■ **INSTRUCTIONS TO FOLLOW**
Find every line in the records below that contains "link", and copy it.

■ **RECORDS TO USE**
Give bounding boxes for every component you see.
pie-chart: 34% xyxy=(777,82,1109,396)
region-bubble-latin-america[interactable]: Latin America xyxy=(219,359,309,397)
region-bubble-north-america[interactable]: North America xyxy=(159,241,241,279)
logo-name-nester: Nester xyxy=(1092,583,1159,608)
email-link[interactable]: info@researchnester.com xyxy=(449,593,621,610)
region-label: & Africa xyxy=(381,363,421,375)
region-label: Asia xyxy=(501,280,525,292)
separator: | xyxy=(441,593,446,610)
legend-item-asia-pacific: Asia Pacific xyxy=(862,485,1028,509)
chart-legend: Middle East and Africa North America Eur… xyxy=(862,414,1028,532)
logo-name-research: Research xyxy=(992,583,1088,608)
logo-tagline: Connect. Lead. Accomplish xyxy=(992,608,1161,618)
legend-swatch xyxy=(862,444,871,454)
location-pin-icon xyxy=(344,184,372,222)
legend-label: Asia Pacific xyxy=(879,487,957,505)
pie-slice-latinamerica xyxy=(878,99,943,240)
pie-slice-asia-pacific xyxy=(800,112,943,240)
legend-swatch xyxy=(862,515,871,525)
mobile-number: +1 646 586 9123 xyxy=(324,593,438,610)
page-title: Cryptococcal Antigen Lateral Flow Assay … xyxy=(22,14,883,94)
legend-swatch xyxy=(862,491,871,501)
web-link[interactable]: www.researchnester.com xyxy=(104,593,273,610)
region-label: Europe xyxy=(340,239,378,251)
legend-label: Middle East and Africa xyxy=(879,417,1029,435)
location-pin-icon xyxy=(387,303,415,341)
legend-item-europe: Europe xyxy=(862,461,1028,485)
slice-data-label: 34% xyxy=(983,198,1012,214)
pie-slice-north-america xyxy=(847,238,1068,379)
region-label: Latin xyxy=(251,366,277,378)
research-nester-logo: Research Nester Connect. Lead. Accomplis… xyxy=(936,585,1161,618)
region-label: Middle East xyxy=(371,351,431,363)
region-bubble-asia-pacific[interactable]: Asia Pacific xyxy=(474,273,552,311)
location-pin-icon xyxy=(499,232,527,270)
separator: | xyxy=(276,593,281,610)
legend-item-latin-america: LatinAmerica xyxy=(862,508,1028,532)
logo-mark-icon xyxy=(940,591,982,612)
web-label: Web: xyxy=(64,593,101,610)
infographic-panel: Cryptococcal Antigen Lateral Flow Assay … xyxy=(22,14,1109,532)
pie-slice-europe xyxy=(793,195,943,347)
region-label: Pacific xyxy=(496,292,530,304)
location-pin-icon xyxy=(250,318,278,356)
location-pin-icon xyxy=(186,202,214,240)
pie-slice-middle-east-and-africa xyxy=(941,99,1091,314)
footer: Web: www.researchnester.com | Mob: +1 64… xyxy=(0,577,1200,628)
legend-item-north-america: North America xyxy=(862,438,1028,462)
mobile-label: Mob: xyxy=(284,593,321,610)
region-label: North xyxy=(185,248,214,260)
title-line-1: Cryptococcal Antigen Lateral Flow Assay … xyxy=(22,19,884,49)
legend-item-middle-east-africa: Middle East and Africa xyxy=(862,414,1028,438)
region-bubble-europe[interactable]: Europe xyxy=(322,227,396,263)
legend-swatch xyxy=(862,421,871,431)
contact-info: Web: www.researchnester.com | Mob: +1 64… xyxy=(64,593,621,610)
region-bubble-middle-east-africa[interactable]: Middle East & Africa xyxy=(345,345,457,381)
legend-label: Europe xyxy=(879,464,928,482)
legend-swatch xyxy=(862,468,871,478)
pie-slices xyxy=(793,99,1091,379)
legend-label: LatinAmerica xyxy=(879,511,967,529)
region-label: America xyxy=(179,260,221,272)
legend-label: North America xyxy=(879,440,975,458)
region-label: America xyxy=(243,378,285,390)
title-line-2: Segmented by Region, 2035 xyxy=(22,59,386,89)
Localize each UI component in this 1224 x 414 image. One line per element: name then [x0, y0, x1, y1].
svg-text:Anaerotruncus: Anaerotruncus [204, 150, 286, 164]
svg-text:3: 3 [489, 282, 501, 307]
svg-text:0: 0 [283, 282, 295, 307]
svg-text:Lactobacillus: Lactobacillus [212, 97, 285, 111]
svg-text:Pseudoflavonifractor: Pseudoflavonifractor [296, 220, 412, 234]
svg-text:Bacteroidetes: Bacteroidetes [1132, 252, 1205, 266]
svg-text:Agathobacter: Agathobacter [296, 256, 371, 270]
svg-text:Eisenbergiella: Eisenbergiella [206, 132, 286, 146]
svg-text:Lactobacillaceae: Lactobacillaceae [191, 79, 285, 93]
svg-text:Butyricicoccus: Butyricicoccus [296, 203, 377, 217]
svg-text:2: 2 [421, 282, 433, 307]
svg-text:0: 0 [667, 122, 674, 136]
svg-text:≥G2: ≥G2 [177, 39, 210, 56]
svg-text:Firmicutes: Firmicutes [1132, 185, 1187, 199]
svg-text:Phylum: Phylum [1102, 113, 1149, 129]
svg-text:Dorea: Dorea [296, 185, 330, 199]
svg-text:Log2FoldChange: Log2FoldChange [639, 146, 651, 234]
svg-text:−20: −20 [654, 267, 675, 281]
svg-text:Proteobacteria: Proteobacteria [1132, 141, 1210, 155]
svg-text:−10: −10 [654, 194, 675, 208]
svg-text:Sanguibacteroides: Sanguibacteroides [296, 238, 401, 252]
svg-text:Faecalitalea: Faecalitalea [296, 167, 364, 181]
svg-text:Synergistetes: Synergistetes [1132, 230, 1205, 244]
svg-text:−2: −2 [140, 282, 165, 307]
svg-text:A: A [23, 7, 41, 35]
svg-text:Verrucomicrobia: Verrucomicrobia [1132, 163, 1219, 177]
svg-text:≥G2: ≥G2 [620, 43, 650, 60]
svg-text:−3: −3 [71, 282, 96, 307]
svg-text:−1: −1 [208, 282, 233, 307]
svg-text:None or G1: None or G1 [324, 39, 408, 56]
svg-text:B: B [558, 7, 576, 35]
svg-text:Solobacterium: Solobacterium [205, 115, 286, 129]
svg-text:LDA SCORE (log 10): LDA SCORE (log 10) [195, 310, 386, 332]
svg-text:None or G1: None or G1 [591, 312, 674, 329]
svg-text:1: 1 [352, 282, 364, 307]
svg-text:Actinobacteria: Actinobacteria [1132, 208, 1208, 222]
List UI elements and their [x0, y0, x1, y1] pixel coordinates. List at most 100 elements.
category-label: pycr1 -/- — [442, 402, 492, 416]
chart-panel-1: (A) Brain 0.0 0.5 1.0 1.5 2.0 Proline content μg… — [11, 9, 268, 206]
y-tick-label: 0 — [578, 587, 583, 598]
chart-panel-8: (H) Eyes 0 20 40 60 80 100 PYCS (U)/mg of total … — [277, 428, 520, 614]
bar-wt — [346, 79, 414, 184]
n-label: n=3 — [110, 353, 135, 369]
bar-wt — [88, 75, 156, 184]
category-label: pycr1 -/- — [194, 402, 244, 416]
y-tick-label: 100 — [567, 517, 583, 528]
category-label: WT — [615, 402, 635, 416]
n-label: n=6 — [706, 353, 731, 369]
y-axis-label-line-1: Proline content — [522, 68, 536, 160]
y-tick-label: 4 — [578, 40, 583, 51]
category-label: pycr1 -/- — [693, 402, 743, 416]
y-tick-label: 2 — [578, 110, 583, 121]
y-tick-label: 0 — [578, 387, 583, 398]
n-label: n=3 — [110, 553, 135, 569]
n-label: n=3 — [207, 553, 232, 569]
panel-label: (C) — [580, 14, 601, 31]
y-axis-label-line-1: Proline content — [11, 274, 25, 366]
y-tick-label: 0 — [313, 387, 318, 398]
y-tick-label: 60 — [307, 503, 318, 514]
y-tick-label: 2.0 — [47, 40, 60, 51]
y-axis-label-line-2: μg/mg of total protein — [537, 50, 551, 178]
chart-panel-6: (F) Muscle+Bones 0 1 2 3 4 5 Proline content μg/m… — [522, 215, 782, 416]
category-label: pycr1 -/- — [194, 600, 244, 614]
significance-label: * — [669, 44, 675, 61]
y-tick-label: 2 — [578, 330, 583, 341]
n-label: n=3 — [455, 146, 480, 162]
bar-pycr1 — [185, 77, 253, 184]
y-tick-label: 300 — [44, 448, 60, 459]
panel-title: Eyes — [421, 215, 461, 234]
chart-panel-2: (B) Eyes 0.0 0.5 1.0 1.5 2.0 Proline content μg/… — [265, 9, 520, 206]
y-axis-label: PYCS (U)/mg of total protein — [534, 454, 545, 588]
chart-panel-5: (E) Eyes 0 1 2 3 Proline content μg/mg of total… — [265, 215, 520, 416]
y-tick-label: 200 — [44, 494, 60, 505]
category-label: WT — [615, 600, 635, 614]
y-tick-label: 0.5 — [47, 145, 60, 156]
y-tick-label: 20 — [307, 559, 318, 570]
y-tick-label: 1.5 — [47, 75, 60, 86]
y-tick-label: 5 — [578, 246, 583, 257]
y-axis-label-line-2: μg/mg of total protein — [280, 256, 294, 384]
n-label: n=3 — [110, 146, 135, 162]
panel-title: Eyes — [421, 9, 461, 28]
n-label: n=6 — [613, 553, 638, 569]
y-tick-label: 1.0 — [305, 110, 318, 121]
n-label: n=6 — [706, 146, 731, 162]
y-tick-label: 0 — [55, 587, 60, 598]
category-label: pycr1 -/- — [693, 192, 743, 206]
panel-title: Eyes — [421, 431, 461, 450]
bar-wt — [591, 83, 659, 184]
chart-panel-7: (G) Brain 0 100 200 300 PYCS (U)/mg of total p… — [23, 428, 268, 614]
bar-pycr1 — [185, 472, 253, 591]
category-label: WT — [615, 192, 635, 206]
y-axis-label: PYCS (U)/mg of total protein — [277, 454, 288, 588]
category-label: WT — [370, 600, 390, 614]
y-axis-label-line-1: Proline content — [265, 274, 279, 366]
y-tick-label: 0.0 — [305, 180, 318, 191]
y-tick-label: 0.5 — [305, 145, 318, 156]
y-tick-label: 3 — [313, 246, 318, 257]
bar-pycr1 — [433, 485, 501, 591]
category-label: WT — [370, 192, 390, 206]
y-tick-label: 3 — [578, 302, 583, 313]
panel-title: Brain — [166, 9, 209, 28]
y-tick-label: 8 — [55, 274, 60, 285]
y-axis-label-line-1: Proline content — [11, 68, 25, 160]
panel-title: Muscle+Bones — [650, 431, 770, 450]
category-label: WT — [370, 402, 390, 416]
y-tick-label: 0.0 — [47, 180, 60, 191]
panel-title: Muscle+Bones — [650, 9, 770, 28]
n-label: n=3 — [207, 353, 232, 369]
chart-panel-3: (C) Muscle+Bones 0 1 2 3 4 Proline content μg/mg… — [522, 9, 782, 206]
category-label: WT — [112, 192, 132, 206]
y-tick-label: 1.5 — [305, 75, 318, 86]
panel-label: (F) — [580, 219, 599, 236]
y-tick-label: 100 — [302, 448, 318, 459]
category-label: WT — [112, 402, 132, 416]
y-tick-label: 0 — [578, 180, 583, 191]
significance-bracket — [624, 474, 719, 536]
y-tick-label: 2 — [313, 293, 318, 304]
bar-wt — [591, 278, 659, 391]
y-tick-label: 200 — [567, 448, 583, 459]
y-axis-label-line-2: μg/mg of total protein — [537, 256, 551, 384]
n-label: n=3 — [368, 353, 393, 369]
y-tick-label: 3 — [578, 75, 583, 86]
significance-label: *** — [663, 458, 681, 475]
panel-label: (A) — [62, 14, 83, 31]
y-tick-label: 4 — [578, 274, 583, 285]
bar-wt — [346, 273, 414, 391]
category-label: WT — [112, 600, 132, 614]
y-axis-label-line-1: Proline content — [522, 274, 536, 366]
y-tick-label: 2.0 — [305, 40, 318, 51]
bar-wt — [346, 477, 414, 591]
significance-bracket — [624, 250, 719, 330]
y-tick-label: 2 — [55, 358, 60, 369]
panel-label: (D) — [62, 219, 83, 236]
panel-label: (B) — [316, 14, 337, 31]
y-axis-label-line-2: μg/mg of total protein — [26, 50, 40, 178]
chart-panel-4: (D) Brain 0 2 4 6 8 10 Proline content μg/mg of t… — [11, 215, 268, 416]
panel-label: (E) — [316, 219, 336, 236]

■ **EXERCISE ANSWER**
email-link[interactable]: info@researchnester.com xyxy=(449,593,621,610)
web-link[interactable]: www.researchnester.com xyxy=(104,593,273,610)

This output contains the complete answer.